§ **Supplied records**:
>>>>
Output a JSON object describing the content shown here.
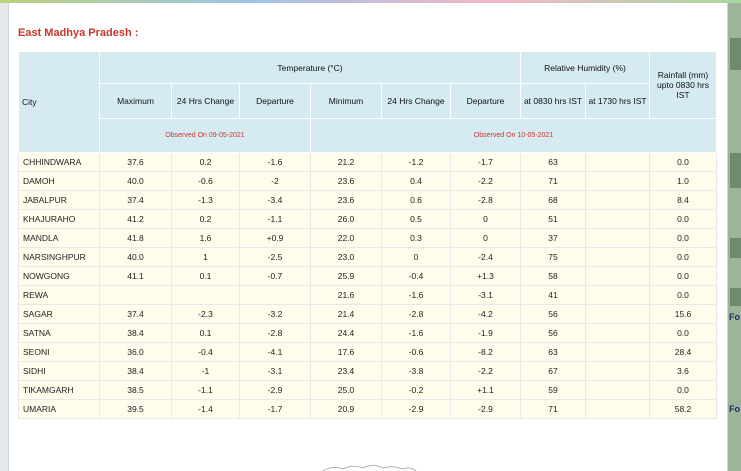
{
  "region": "East Madhya Pradesh :",
  "headers": {
    "city": "City",
    "temperature": "Temperature (°C)",
    "humidity": "Relative Humidity (%)",
    "rainfall": "Rainfall (mm) upto 0830 hrs IST",
    "maximum": "Maximum",
    "change1": "24 Hrs Change",
    "departure1": "Departure",
    "minimum": "Minimum",
    "change2": "24 Hrs Change",
    "departure2": "Departure",
    "rh0830": "at 0830 hrs IST",
    "rh1730": "at 1730 hrs IST",
    "observed1": "Observed On 09-05-2021",
    "observed2": "Observed On 10-05-2021"
  },
  "rows": [
    [
      "CHHINDWARA",
      "37.6",
      "0.2",
      "-1.6",
      "21.2",
      "-1.2",
      "-1.7",
      "63",
      "",
      "0.0"
    ],
    [
      "DAMOH",
      "40.0",
      "-0.6",
      "-2",
      "23.6",
      "0.4",
      "-2.2",
      "71",
      "",
      "1.0"
    ],
    [
      "JABALPUR",
      "37.4",
      "-1.3",
      "-3.4",
      "23.6",
      "0.6",
      "-2.8",
      "68",
      "",
      "8.4"
    ],
    [
      "KHAJURAHO",
      "41.2",
      "0.2",
      "-1.1",
      "26.0",
      "0.5",
      "0",
      "51",
      "",
      "0.0"
    ],
    [
      "MANDLA",
      "41.8",
      "1.6",
      "+0.9",
      "22.0",
      "0.3",
      "0",
      "37",
      "",
      "0.0"
    ],
    [
      "NARSINGHPUR",
      "40.0",
      "1",
      "-2.5",
      "23.0",
      "0",
      "-2.4",
      "75",
      "",
      "0.0"
    ],
    [
      "NOWGONG",
      "41.1",
      "0.1",
      "-0.7",
      "25.9",
      "-0.4",
      "+1.3",
      "58",
      "",
      "0.0"
    ],
    [
      "REWA",
      "",
      "",
      "",
      "21.6",
      "-1.6",
      "-3.1",
      "41",
      "",
      "0.0"
    ],
    [
      "SAGAR",
      "37.4",
      "-2.3",
      "-3.2",
      "21.4",
      "-2.8",
      "-4.2",
      "56",
      "",
      "15.6"
    ],
    [
      "SATNA",
      "38.4",
      "0.1",
      "-2.8",
      "24.4",
      "-1.6",
      "-1.9",
      "56",
      "",
      "0.0"
    ],
    [
      "SEONI",
      "36.0",
      "-0.4",
      "-4.1",
      "17.6",
      "-0.6",
      "-8.2",
      "63",
      "",
      "28.4"
    ],
    [
      "SIDHI",
      "38.4",
      "-1",
      "-3.1",
      "23.4",
      "-3.8",
      "-2.2",
      "67",
      "",
      "3.6"
    ],
    [
      "TIKAMGARH",
      "38.5",
      "-1.1",
      "-2.9",
      "25.0",
      "-0.2",
      "+1.1",
      "59",
      "",
      "0.0"
    ],
    [
      "UMARIA",
      "39.5",
      "-1.4",
      "-1.7",
      "20.9",
      "-2.9",
      "-2.9",
      "71",
      "",
      "58.2"
    ]
  ],
  "side_text": [
    "Fo",
    "Fo"
  ]
}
<<<<
§ **Problem to solve**:
Where a line of the data holds "Observed", show that line.

§ **Task answer**:
    "observed1": "Observed On 09-05-2021",
    "observed2": "Observed On 10-05-2021"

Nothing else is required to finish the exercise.